# DIRECTION:
Edit the listing from its first line up to and including the line with "gridline-10 [103, 232, 963, 319]" by replacing "y-axis-line" with "vertical-axis-line", keeping everything else the same, and give back only those lines.

# RECORD SET:

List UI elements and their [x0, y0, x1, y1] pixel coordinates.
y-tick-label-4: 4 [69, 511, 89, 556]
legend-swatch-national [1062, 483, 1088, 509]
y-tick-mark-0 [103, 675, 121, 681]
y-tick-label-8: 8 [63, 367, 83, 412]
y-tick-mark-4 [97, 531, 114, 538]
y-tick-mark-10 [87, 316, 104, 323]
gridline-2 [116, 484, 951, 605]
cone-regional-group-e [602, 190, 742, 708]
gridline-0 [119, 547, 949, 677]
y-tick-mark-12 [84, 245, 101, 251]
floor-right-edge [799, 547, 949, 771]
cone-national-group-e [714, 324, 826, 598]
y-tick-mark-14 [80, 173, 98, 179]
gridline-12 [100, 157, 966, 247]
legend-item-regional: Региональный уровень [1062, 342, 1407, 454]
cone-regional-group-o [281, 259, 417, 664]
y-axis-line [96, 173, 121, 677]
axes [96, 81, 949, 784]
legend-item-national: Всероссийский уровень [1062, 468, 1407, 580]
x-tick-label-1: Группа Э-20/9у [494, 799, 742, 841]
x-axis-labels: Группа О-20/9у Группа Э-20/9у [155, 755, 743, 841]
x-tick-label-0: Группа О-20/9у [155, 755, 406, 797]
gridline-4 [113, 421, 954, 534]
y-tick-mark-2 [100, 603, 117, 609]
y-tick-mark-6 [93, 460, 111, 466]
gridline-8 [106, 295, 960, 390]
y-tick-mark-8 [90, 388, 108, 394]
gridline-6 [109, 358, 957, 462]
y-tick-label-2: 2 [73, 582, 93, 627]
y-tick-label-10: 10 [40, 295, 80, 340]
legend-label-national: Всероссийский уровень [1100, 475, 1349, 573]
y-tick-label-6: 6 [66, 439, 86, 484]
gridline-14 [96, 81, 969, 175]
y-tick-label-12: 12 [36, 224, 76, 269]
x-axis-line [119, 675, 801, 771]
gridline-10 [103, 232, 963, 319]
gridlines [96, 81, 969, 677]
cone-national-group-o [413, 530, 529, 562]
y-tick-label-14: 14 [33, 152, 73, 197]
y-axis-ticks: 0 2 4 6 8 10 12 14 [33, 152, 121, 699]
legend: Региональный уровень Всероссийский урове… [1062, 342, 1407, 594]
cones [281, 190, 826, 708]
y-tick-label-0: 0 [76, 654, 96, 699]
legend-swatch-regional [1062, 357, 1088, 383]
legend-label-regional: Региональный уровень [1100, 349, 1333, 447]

# EXERCISE RESULT:
List UI elements and their [x0, y0, x1, y1] pixel coordinates.
y-tick-label-4: 4 [69, 511, 89, 556]
legend-swatch-national [1062, 483, 1088, 509]
y-tick-mark-0 [103, 675, 121, 681]
y-tick-label-8: 8 [63, 367, 83, 412]
y-tick-mark-4 [97, 531, 114, 538]
y-tick-mark-10 [87, 316, 104, 323]
gridline-2 [116, 484, 951, 605]
cone-regional-group-e [602, 190, 742, 708]
gridline-0 [119, 547, 949, 677]
y-tick-mark-12 [84, 245, 101, 251]
floor-right-edge [799, 547, 949, 771]
cone-national-group-e [714, 324, 826, 598]
y-tick-mark-14 [80, 173, 98, 179]
gridline-12 [100, 157, 966, 247]
legend-item-regional: Региональный уровень [1062, 342, 1407, 454]
cone-regional-group-o [281, 259, 417, 664]
vertical-axis-line [96, 173, 121, 677]
axes [96, 81, 949, 784]
legend-item-national: Всероссийский уровень [1062, 468, 1407, 580]
x-tick-label-1: Группа Э-20/9у [494, 799, 742, 841]
x-axis-labels: Группа О-20/9у Группа Э-20/9у [155, 755, 743, 841]
x-tick-label-0: Группа О-20/9у [155, 755, 406, 797]
gridline-4 [113, 421, 954, 534]
y-tick-mark-2 [100, 603, 117, 609]
y-tick-mark-6 [93, 460, 111, 466]
gridline-8 [106, 295, 960, 390]
y-tick-mark-8 [90, 388, 108, 394]
gridline-6 [109, 358, 957, 462]
y-tick-label-2: 2 [73, 582, 93, 627]
y-tick-label-10: 10 [40, 295, 80, 340]
legend-label-national: Всероссийский уровень [1100, 475, 1349, 573]
y-tick-label-6: 6 [66, 439, 86, 484]
gridline-14 [96, 81, 969, 175]
y-tick-label-12: 12 [36, 224, 76, 269]
x-axis-line [119, 675, 801, 771]
gridline-10 [103, 232, 963, 319]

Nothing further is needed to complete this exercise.